Copy, from the entries below, each line where the word "mesura" can be found.

■ TASK MATERIAL ■
* begin *

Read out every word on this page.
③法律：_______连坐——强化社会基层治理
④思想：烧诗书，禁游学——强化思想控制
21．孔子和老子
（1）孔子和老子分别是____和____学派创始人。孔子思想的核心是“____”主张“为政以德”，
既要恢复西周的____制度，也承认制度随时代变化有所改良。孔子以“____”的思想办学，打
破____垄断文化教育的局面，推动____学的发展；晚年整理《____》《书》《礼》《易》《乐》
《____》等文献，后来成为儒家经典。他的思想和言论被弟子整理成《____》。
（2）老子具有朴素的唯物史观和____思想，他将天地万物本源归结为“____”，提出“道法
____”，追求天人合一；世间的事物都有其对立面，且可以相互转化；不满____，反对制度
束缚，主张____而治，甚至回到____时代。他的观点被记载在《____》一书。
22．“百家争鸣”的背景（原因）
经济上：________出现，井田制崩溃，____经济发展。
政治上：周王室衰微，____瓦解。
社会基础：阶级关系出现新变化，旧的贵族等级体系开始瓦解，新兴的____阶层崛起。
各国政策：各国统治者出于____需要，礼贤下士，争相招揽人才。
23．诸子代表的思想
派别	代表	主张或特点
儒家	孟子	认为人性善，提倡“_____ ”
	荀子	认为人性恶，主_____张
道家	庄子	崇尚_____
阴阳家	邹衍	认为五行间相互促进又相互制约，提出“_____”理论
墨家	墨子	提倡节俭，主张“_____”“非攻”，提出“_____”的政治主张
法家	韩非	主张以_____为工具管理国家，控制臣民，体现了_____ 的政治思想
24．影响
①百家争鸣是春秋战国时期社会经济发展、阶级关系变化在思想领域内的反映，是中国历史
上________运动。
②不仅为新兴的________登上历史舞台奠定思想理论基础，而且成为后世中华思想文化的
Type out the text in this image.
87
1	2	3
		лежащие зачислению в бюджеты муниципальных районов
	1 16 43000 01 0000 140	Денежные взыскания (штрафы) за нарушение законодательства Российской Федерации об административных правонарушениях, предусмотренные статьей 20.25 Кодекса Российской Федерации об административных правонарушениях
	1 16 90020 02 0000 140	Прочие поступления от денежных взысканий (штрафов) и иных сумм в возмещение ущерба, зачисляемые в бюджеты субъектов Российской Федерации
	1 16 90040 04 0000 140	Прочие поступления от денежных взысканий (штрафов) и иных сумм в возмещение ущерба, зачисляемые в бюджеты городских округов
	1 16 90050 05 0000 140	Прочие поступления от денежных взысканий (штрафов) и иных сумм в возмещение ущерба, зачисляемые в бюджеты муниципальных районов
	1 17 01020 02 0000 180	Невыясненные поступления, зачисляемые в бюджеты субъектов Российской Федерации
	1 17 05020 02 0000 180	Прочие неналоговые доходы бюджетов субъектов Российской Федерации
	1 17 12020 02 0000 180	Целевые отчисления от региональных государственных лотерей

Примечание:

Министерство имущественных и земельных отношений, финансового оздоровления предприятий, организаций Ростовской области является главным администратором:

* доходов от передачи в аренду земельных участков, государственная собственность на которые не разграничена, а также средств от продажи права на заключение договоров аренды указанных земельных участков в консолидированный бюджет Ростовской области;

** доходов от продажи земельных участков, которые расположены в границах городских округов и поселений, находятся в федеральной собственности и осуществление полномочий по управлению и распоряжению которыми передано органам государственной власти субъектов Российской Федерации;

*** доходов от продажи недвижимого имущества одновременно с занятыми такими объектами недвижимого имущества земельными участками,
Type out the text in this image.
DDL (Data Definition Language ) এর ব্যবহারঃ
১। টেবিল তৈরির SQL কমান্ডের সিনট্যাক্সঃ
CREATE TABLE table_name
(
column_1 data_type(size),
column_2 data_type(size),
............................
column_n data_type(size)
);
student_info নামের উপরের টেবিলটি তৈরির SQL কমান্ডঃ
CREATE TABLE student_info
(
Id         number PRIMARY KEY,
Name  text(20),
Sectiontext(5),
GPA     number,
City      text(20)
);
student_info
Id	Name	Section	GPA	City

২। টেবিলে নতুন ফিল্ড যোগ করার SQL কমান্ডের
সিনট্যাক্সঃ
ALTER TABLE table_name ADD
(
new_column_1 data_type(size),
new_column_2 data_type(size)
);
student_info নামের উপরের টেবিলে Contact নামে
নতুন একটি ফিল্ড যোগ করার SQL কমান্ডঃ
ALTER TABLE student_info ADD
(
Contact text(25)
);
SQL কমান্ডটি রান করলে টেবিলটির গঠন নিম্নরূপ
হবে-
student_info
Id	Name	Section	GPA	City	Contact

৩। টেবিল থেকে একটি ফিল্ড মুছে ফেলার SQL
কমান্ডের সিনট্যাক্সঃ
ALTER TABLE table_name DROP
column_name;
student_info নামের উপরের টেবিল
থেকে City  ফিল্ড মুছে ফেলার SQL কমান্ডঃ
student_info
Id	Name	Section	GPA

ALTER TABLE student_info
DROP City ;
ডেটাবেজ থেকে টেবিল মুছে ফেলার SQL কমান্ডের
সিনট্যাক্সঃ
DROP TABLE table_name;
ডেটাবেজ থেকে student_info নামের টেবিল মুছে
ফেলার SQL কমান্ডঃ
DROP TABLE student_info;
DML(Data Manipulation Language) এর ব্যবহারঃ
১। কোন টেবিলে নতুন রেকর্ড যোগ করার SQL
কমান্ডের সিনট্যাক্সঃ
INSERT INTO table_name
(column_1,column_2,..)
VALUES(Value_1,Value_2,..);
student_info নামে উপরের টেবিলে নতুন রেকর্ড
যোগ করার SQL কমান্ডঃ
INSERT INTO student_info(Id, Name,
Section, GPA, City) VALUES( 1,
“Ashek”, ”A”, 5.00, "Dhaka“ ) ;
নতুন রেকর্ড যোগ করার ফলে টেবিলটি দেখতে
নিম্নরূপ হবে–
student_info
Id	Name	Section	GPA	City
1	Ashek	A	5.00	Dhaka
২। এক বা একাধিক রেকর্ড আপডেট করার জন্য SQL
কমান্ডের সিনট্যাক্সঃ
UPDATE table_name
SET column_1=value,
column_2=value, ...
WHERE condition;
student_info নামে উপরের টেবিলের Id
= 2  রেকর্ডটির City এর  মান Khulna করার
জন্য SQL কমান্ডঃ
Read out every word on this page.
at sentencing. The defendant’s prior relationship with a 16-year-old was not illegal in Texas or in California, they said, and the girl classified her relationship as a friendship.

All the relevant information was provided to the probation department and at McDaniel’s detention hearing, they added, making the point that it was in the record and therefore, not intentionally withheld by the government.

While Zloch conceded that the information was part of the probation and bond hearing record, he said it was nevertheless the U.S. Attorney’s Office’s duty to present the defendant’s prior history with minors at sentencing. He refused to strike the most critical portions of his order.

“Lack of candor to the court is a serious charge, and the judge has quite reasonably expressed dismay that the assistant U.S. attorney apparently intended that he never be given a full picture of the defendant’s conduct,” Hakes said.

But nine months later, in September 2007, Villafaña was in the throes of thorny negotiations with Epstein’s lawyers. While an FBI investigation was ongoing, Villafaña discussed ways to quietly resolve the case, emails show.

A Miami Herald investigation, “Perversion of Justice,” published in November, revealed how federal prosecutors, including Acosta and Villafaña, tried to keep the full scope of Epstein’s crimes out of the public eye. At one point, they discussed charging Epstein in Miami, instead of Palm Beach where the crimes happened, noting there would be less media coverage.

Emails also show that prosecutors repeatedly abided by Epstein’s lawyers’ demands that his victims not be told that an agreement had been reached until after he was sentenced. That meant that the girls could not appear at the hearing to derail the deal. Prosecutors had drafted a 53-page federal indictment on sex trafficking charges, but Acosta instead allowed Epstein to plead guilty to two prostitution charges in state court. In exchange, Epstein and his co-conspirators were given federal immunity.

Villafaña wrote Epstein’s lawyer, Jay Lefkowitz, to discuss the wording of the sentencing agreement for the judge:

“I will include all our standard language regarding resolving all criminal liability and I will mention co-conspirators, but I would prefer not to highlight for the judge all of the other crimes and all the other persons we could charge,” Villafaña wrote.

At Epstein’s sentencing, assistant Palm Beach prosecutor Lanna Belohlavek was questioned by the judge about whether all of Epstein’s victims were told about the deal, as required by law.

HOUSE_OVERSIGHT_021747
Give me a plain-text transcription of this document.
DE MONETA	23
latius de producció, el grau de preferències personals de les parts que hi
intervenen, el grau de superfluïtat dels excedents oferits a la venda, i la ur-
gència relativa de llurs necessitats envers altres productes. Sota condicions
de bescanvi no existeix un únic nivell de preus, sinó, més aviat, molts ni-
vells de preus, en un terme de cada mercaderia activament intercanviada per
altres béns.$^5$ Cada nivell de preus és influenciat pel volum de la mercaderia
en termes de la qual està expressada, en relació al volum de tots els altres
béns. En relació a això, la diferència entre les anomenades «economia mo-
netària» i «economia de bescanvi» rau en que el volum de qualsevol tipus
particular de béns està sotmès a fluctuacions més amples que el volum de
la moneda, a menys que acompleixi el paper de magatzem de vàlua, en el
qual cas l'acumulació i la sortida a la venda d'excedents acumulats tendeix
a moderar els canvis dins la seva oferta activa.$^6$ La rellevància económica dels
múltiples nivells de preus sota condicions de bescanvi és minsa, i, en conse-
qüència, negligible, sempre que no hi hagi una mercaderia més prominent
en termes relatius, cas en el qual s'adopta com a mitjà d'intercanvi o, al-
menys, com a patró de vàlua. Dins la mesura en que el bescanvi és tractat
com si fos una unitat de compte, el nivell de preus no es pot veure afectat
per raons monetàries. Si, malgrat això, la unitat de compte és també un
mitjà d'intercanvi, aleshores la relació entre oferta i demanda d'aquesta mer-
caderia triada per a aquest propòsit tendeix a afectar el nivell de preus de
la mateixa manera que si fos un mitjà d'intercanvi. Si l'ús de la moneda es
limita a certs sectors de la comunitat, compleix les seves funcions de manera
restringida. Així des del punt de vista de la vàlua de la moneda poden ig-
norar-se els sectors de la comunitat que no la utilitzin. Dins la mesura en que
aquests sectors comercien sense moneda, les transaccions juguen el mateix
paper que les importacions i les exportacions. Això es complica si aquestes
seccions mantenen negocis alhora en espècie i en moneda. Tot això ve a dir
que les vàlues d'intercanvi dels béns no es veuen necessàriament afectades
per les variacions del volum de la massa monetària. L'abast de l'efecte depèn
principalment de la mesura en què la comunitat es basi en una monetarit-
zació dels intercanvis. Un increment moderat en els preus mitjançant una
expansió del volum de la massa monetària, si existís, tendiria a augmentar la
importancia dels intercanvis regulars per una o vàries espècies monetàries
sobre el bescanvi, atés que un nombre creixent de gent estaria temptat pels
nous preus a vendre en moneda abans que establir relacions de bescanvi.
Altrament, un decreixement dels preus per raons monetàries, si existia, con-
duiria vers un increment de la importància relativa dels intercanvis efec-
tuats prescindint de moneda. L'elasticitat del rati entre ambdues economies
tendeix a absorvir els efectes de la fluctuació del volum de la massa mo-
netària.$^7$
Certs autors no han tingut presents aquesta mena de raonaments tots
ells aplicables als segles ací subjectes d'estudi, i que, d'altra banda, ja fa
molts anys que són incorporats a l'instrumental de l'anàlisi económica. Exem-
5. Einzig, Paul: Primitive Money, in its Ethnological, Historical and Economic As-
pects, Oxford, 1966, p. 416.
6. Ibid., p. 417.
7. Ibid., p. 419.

* end *

■ RESULT FOR THIS TASK ■
menys, com a patró de vàlua. Dins la mesura en que el bescanvi és tractat
norar-se els sectors de la comunitat que no la utilitzin. Dins la mesura en que
principalment de la mesura en què la comunitat es basi en una monetarit-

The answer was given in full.